* _REQUIRED WORK_
Print, exactly and completely, every entry in the data.
--- BEGIN GIVEN RECORDS ---
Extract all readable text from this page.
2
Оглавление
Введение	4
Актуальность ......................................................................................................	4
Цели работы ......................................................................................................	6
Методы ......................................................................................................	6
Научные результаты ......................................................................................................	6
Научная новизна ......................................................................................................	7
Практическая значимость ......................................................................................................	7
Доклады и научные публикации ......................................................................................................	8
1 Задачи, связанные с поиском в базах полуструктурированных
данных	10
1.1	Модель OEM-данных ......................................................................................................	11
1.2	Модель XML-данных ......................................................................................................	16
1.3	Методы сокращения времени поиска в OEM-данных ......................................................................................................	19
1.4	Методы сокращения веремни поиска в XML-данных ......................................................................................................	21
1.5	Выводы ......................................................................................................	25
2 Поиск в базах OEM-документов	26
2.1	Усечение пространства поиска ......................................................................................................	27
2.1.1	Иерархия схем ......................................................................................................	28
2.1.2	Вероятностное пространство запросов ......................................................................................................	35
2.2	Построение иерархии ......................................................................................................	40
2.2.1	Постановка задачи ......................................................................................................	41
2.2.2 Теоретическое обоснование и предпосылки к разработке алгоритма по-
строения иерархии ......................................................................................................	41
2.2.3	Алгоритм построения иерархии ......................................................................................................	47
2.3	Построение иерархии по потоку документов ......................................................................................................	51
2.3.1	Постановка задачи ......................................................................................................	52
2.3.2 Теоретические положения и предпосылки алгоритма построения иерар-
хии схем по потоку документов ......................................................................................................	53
--- END GIVEN RECORDS ---
* _SOLUTION TO THE PROBLEM_
Extract all readable text from this page.
2
Оглавление
Введение	4
Актуальность ......................................................................................................	4
Цели работы ......................................................................................................	6
Методы ......................................................................................................	6
Научные результаты ......................................................................................................	6
Научная новизна ......................................................................................................	7
Практическая значимость ......................................................................................................	7
Доклады и научные публикации ......................................................................................................	8
1 Задачи, связанные с поиском в базах полуструктурированных
данных	10
1.1	Модель OEM-данных ......................................................................................................	11
1.2	Модель XML-данных ......................................................................................................	16
1.3	Методы сокращения времени поиска в OEM-данных ......................................................................................................	19
1.4	Методы сокращения веремни поиска в XML-данных ......................................................................................................	21
1.5	Выводы ......................................................................................................	25
2 Поиск в базах OEM-документов	26
2.1	Усечение пространства поиска ......................................................................................................	27
2.1.1	Иерархия схем ......................................................................................................	28
2.1.2	Вероятностное пространство запросов ......................................................................................................	35
2.2	Построение иерархии ......................................................................................................	40
2.2.1	Постановка задачи ......................................................................................................	41
2.2.2 Теоретическое обоснование и предпосылки к разработке алгоритма по-
строения иерархии ......................................................................................................	41
2.2.3	Алгоритм построения иерархии ......................................................................................................	47
2.3	Построение иерархии по потоку документов ......................................................................................................	51
2.3.1	Постановка задачи ......................................................................................................	52
2.3.2 Теоретические положения и предпосылки алгоритма построения иерар-
хии схем по потоку документов ......................................................................................................	53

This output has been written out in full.